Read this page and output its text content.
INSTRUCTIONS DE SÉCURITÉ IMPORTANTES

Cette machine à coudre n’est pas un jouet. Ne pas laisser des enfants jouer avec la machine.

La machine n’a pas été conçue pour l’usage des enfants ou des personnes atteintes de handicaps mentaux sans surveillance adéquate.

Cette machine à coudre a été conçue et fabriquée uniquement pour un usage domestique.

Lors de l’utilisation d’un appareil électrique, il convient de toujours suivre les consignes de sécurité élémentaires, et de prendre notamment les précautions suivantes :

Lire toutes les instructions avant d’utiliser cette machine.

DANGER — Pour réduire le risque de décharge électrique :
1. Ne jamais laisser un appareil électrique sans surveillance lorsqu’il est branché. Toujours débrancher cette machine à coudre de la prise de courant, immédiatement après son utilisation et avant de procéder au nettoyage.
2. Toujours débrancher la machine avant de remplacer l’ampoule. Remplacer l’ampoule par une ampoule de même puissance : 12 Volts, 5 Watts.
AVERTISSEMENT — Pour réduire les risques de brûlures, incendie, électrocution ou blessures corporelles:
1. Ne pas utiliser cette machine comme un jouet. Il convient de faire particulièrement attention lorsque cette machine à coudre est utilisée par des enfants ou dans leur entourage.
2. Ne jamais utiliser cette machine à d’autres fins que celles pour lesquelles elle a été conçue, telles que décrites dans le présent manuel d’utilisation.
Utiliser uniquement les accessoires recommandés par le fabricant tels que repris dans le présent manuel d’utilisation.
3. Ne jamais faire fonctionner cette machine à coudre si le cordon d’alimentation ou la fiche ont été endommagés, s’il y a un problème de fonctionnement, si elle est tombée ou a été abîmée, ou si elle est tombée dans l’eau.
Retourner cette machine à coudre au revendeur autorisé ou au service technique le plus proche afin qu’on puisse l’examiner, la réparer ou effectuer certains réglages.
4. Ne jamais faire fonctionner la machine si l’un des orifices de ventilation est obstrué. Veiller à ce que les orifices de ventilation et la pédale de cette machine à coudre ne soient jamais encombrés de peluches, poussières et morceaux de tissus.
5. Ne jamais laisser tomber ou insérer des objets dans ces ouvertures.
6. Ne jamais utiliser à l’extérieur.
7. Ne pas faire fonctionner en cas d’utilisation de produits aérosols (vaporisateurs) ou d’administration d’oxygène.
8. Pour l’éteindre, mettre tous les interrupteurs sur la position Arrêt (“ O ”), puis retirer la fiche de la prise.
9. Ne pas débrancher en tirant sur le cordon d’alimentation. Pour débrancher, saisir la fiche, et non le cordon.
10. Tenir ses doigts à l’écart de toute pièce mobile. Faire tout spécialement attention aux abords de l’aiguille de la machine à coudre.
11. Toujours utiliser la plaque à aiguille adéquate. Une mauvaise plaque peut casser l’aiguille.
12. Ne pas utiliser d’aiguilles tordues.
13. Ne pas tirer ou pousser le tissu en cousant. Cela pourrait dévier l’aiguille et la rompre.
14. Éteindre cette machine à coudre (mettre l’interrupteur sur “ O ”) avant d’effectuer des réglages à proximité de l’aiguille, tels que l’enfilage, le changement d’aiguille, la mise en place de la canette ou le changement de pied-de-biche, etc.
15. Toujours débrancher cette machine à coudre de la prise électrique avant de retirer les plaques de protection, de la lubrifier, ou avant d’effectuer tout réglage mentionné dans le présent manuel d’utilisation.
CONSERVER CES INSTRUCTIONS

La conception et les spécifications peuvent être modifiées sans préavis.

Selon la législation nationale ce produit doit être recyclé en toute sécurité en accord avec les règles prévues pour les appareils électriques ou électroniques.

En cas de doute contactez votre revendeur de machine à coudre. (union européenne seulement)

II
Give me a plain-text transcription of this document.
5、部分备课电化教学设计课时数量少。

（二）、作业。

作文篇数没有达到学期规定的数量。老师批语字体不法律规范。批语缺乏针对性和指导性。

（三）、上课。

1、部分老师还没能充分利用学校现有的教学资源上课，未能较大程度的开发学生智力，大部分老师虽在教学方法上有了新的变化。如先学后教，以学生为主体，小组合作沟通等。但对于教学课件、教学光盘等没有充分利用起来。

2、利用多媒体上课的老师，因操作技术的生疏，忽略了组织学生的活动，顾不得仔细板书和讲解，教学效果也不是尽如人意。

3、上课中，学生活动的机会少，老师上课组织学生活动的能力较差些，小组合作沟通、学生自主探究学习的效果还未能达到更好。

_ _ _ _

**Exercise details:** Every line of the material must be returned exactly as it appears.

**Result of this task:**
Read this page and output its text content.
INSTRUCTIONS DE SÉCURITÉ IMPORTANTES

Cette machine à coudre n’est pas un jouet. Ne pas laisser des enfants jouer avec la machine.

La machine n’a pas été conçue pour l’usage des enfants ou des personnes atteintes de handicaps mentaux sans surveillance adéquate.

Cette machine à coudre a été conçue et fabriquée uniquement pour un usage domestique.

Lors de l’utilisation d’un appareil électrique, il convient de toujours suivre les consignes de sécurité élémentaires, et de prendre notamment les précautions suivantes :

Lire toutes les instructions avant d’utiliser cette machine.

DANGER — Pour réduire le risque de décharge électrique :
1. Ne jamais laisser un appareil électrique sans surveillance lorsqu’il est branché. Toujours débrancher cette machine à coudre de la prise de courant, immédiatement après son utilisation et avant de procéder au nettoyage.
2. Toujours débrancher la machine avant de remplacer l’ampoule. Remplacer l’ampoule par une ampoule de même puissance : 12 Volts, 5 Watts.
AVERTISSEMENT — Pour réduire les risques de brûlures, incendie, électrocution ou blessures corporelles:
1. Ne pas utiliser cette machine comme un jouet. Il convient de faire particulièrement attention lorsque cette machine à coudre est utilisée par des enfants ou dans leur entourage.
2. Ne jamais utiliser cette machine à d’autres fins que celles pour lesquelles elle a été conçue, telles que décrites dans le présent manuel d’utilisation.
Utiliser uniquement les accessoires recommandés par le fabricant tels que repris dans le présent manuel d’utilisation.
3. Ne jamais faire fonctionner cette machine à coudre si le cordon d’alimentation ou la fiche ont été endommagés, s’il y a un problème de fonctionnement, si elle est tombée ou a été abîmée, ou si elle est tombée dans l’eau.
Retourner cette machine à coudre au revendeur autorisé ou au service technique le plus proche afin qu’on puisse l’examiner, la réparer ou effectuer certains réglages.
4. Ne jamais faire fonctionner la machine si l’un des orifices de ventilation est obstrué. Veiller à ce que les orifices de ventilation et la pédale de cette machine à coudre ne soient jamais encombrés de peluches, poussières et morceaux de tissus.
5. Ne jamais laisser tomber ou insérer des objets dans ces ouvertures.
6. Ne jamais utiliser à l’extérieur.
7. Ne pas faire fonctionner en cas d’utilisation de produits aérosols (vaporisateurs) ou d’administration d’oxygène.
8. Pour l’éteindre, mettre tous les interrupteurs sur la position Arrêt (“ O ”), puis retirer la fiche de la prise.
9. Ne pas débrancher en tirant sur le cordon d’alimentation. Pour débrancher, saisir la fiche, et non le cordon.
10. Tenir ses doigts à l’écart de toute pièce mobile. Faire tout spécialement attention aux abords de l’aiguille de la machine à coudre.
11. Toujours utiliser la plaque à aiguille adéquate. Une mauvaise plaque peut casser l’aiguille.
12. Ne pas utiliser d’aiguilles tordues.
13. Ne pas tirer ou pousser le tissu en cousant. Cela pourrait dévier l’aiguille et la rompre.
14. Éteindre cette machine à coudre (mettre l’interrupteur sur “ O ”) avant d’effectuer des réglages à proximité de l’aiguille, tels que l’enfilage, le changement d’aiguille, la mise en place de la canette ou le changement de pied-de-biche, etc.
15. Toujours débrancher cette machine à coudre de la prise électrique avant de retirer les plaques de protection, de la lubrifier, ou avant d’effectuer tout réglage mentionné dans le présent manuel d’utilisation.
CONSERVER CES INSTRUCTIONS

La conception et les spécifications peuvent être modifiées sans préavis.

Selon la législation nationale ce produit doit être recyclé en toute sécurité en accord avec les règles prévues pour les appareils électriques ou électroniques.

En cas de doute contactez votre revendeur de machine à coudre. (union européenne seulement)

II
Give me a plain-text transcription of this document.
5、部分备课电化教学设计课时数量少。

（二）、作业。

作文篇数没有达到学期规定的数量。老师批语字体不法律规范。批语缺乏针对性和指导性。

（三）、上课。

1、部分老师还没能充分利用学校现有的教学资源上课，未能较大程度的开发学生智力，大部分老师虽在教学方法上有了新的变化。如先学后教，以学生为主体，小组合作沟通等。但对于教学课件、教学光盘等没有充分利用起来。

2、利用多媒体上课的老师，因操作技术的生疏，忽略了组织学生的活动，顾不得仔细板书和讲解，教学效果也不是尽如人意。

3、上课中，学生活动的机会少，老师上课组织学生活动的能力较差些，小组合作沟通、学生自主探究学习的效果还未能达到更好。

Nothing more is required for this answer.